Dataset rows about figures:
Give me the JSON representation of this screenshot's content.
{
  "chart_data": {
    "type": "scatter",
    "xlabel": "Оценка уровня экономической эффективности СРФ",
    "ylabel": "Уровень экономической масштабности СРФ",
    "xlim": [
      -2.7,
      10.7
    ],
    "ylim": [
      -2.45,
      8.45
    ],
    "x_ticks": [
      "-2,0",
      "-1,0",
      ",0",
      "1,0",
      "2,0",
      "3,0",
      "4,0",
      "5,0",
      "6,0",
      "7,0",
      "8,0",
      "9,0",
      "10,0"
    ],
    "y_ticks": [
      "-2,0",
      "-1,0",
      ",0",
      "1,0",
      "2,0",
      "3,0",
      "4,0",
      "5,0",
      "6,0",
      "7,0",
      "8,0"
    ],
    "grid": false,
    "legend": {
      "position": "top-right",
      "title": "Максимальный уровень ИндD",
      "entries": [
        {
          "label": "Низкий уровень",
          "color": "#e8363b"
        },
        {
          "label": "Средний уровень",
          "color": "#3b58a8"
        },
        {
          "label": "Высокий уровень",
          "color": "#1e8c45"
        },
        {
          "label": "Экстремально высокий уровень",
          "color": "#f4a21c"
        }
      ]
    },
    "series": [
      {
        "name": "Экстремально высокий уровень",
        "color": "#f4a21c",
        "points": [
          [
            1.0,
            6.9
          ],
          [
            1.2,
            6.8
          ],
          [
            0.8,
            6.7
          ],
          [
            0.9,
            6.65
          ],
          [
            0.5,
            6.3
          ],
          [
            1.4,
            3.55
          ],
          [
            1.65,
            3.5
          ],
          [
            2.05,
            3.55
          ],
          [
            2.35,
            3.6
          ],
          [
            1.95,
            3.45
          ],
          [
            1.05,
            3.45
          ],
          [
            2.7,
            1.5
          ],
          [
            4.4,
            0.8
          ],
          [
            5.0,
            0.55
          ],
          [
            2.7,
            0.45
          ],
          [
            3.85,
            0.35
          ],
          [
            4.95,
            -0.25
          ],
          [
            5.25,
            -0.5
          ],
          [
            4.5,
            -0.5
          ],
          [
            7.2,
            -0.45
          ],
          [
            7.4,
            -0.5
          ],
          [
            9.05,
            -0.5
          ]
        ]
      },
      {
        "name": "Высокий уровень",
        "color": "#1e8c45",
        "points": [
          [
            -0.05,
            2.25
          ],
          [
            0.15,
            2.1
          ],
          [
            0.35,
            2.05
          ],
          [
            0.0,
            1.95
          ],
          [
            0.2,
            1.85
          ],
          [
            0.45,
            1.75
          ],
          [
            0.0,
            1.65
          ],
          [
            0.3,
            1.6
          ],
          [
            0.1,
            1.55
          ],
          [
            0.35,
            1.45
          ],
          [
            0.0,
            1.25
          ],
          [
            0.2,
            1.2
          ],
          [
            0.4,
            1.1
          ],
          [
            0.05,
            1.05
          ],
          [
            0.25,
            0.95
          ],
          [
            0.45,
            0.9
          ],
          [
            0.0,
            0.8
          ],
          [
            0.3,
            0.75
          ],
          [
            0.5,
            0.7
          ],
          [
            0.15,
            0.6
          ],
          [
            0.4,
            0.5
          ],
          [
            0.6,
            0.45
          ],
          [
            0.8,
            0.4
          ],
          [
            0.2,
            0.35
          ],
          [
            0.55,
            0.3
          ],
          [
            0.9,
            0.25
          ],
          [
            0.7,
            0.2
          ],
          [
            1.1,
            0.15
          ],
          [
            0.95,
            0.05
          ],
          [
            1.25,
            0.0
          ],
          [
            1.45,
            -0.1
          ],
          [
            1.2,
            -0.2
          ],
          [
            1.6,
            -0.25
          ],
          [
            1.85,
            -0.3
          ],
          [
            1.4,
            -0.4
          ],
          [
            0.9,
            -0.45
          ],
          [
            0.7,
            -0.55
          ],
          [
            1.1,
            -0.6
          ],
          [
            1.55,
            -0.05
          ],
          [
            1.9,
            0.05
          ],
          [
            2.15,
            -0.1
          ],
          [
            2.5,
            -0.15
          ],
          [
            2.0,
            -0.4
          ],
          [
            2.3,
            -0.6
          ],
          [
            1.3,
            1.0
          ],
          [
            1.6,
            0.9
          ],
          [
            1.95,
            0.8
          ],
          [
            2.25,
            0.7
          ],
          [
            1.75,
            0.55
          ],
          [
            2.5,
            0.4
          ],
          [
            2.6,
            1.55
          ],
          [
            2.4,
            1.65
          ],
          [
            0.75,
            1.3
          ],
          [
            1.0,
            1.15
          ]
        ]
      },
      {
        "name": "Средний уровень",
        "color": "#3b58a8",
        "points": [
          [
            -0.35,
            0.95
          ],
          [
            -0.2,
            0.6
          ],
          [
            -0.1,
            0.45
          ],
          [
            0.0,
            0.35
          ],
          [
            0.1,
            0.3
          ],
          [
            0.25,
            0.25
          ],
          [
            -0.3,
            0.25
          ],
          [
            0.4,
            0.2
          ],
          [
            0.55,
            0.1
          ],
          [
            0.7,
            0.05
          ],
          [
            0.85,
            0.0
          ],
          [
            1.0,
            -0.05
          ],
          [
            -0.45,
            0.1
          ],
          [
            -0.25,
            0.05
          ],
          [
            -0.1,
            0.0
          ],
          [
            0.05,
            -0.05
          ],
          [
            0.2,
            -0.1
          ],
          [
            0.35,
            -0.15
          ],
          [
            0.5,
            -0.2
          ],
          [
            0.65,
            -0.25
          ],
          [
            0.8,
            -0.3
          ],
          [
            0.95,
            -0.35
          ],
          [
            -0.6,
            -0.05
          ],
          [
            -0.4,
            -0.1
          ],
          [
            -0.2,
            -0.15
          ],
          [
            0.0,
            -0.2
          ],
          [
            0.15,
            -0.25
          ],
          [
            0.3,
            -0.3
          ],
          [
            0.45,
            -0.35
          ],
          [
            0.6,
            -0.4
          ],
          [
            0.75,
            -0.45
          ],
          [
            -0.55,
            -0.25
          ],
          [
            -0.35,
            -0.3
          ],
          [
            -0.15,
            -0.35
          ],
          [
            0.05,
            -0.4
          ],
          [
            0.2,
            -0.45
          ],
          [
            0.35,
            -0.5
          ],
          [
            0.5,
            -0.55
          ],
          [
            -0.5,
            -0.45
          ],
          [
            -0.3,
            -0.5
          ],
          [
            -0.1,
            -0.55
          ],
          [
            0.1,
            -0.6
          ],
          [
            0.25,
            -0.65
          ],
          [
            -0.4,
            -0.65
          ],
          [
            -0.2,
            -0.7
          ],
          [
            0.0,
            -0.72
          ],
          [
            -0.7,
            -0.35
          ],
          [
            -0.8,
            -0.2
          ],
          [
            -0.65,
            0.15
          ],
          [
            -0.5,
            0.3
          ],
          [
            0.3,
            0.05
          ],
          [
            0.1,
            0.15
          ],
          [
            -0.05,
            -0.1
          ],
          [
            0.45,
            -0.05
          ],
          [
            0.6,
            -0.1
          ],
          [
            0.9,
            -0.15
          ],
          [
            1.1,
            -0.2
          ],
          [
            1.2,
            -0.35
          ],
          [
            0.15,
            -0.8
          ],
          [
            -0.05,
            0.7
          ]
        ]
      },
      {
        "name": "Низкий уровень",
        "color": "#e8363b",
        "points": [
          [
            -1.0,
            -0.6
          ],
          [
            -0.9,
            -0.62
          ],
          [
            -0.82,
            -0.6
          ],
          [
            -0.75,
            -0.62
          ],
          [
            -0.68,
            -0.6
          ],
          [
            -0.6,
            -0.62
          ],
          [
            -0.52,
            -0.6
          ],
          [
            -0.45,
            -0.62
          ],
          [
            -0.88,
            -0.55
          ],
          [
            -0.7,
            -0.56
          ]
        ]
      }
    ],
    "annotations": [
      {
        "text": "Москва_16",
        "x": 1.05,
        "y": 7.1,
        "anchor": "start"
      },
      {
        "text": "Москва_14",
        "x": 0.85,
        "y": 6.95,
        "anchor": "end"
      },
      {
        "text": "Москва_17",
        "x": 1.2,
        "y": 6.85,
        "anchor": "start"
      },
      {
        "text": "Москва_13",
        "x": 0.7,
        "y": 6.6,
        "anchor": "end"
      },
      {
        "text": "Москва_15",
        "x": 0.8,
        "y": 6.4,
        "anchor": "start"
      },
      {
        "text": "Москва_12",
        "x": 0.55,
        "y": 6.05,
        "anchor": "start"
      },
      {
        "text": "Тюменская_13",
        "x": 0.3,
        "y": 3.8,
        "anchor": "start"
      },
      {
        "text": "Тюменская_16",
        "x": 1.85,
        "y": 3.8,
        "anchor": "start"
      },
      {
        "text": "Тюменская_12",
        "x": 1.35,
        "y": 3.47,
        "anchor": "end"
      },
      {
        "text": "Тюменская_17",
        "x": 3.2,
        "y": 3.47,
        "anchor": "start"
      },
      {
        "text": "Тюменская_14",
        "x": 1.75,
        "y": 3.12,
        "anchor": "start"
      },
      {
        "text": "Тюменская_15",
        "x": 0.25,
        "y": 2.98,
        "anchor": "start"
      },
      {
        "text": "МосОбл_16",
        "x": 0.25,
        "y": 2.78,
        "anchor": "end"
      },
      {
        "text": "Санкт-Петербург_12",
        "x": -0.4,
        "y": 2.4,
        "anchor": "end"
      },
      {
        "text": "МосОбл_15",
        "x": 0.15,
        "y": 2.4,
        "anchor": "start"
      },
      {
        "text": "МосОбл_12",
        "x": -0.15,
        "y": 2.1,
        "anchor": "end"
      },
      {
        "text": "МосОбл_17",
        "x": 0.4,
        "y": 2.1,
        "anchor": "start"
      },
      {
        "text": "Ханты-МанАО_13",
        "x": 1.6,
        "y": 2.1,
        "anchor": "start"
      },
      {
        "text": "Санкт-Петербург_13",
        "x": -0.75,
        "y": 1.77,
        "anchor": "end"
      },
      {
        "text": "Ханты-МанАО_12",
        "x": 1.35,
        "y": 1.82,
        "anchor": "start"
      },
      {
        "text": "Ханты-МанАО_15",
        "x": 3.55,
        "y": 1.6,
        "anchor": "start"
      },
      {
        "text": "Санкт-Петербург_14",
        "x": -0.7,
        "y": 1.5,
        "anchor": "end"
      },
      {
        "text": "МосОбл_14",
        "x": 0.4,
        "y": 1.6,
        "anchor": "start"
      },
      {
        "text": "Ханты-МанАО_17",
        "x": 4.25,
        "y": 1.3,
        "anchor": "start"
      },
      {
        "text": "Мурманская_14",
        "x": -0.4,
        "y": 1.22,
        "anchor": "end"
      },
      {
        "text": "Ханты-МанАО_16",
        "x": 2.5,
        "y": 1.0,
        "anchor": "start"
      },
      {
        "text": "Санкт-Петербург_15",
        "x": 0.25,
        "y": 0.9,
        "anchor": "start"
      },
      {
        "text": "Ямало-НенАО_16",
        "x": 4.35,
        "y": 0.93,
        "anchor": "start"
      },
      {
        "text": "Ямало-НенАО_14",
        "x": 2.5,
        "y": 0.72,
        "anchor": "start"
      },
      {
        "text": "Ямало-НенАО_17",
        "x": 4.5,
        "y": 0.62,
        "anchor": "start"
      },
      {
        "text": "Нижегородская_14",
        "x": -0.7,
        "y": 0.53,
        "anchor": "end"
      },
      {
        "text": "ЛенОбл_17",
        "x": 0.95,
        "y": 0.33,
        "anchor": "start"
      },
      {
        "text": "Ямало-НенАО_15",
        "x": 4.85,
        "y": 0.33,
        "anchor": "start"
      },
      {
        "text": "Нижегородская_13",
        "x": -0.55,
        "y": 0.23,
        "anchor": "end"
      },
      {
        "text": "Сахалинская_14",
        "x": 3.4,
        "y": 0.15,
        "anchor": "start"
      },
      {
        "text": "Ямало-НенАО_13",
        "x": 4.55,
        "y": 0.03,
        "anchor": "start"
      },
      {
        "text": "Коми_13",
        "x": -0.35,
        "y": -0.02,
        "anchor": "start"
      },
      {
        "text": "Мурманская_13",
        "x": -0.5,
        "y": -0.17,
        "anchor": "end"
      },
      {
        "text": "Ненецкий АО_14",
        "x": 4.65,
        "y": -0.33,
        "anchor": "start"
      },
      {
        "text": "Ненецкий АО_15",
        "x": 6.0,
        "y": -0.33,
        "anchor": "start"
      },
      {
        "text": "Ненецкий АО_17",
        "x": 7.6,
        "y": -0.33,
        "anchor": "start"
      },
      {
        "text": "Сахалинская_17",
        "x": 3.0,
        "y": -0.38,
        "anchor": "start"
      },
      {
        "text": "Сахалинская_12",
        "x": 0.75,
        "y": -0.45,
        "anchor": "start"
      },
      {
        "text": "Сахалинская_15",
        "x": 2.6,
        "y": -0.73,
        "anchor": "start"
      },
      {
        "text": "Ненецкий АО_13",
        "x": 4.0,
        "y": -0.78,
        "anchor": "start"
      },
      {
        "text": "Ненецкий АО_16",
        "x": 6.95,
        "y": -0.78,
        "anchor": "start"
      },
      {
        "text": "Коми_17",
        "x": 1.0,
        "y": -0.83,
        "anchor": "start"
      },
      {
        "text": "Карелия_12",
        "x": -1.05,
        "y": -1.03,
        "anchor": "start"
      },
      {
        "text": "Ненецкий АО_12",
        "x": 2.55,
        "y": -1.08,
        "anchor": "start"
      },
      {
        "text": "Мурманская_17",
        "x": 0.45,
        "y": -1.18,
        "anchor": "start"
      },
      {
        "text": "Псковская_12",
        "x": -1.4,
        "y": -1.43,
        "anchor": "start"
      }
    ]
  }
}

- What is expected -
Which lines contain "Средний"? Copy each of them.

- The response -
          "label": "Средний уровень",
        "name": "Средний уровень",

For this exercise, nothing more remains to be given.